SET PROBLEM:
Type out the data exactly as given. Skip any image.

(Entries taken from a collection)
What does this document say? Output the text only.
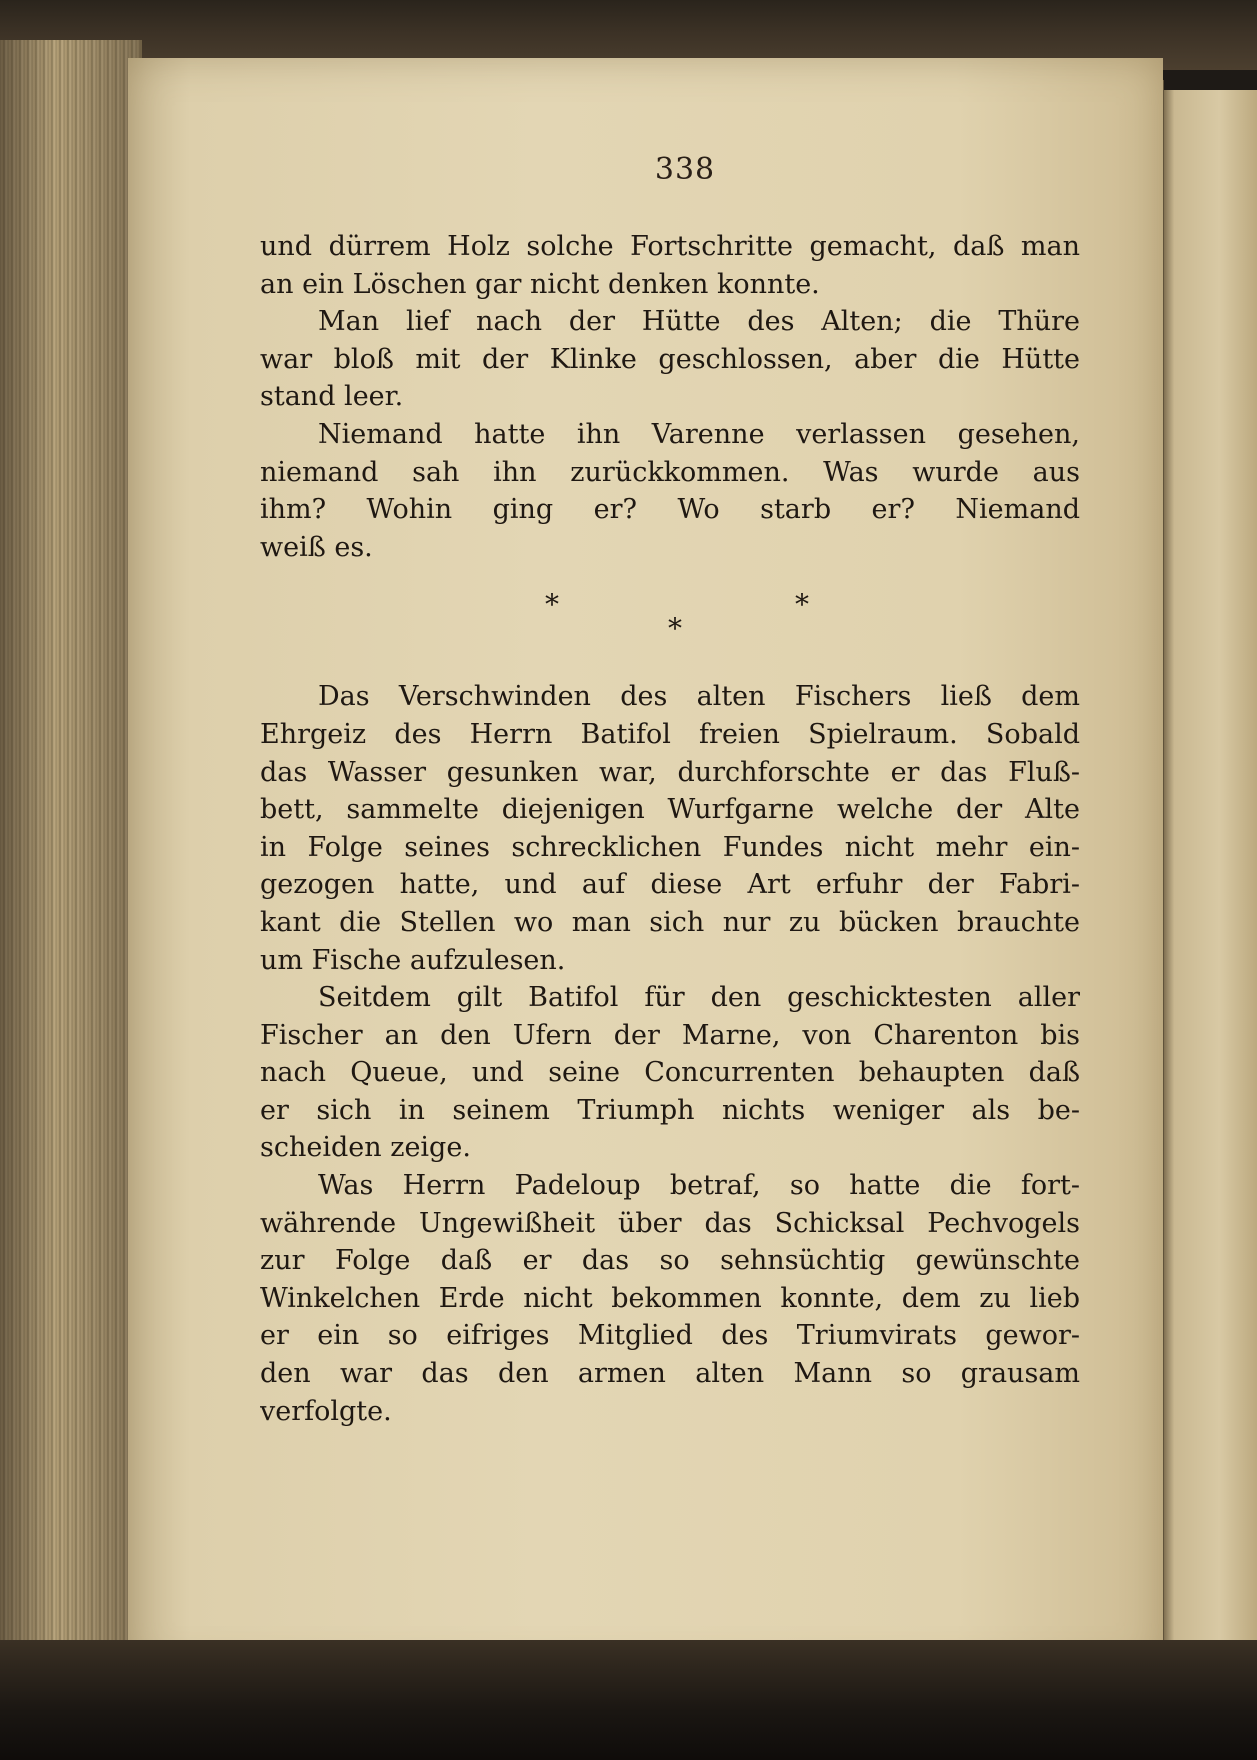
338
und dürrem Holz solche Fortschritte gemacht, daß man
an ein Löschen gar nicht denken konnte.
Man lief nach der Hütte des Alten; die Thüre
war bloß mit der Klinke geschlossen, aber die Hütte
stand leer.
Niemand hatte ihn Varenne verlassen gesehen,
niemand sah ihn zurückkommen. Was wurde aus
ihm? Wohin ging er? Wo starb er? Niemand
weiß es.
*	*
*
Das Verschwinden des alten Fischers ließ dem
Ehrgeiz des Herrn Batifol freien Spielraum. Sobald
das Wasser gesunken war, durchforschte er das Fluß-
bett, sammelte diejenigen Wurfgarne welche der Alte
in Folge seines schrecklichen Fundes nicht mehr ein-
gezogen hatte, und auf diese Art erfuhr der Fabri-
kant die Stellen wo man sich nur zu bücken brauchte
um Fische aufzulesen.
Seitdem gilt Batifol für den geschicktesten aller
Fischer an den Ufern der Marne, von Charenton bis
nach Queue, und seine Concurrenten behaupten daß
er sich in seinem Triumph nichts weniger als be-
scheiden zeige.
Was Herrn Padeloup betraf, so hatte die fort-
währende Ungewißheit über das Schicksal Pechvogels
zur Folge daß er das so sehnsüchtig gewünschte
Winkelchen Erde nicht bekommen konnte, dem zu lieb
er ein so eifriges Mitglied des Triumvirats gewor-
den war das den armen alten Mann so grausam
verfolgte.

SOLUTION FOR THIS TASK:
What does this document say? Output the text only.
338
und dürrem Holz solche Fortschritte gemacht, daß man
an ein Löschen gar nicht denken konnte.
Man lief nach der Hütte des Alten; die Thüre
war bloß mit der Klinke geschlossen, aber die Hütte
stand leer.
Niemand hatte ihn Varenne verlassen gesehen,
niemand sah ihn zurückkommen. Was wurde aus
ihm? Wohin ging er? Wo starb er? Niemand
weiß es.
*	*
*
Das Verschwinden des alten Fischers ließ dem
Ehrgeiz des Herrn Batifol freien Spielraum. Sobald
das Wasser gesunken war, durchforschte er das Fluß-
bett, sammelte diejenigen Wurfgarne welche der Alte
in Folge seines schrecklichen Fundes nicht mehr ein-
gezogen hatte, und auf diese Art erfuhr der Fabri-
kant die Stellen wo man sich nur zu bücken brauchte
um Fische aufzulesen.
Seitdem gilt Batifol für den geschicktesten aller
Fischer an den Ufern der Marne, von Charenton bis
nach Queue, und seine Concurrenten behaupten daß
er sich in seinem Triumph nichts weniger als be-
scheiden zeige.
Was Herrn Padeloup betraf, so hatte die fort-
währende Ungewißheit über das Schicksal Pechvogels
zur Folge daß er das so sehnsüchtig gewünschte
Winkelchen Erde nicht bekommen konnte, dem zu lieb
er ein so eifriges Mitglied des Triumvirats gewor-
den war das den armen alten Mann so grausam
verfolgte.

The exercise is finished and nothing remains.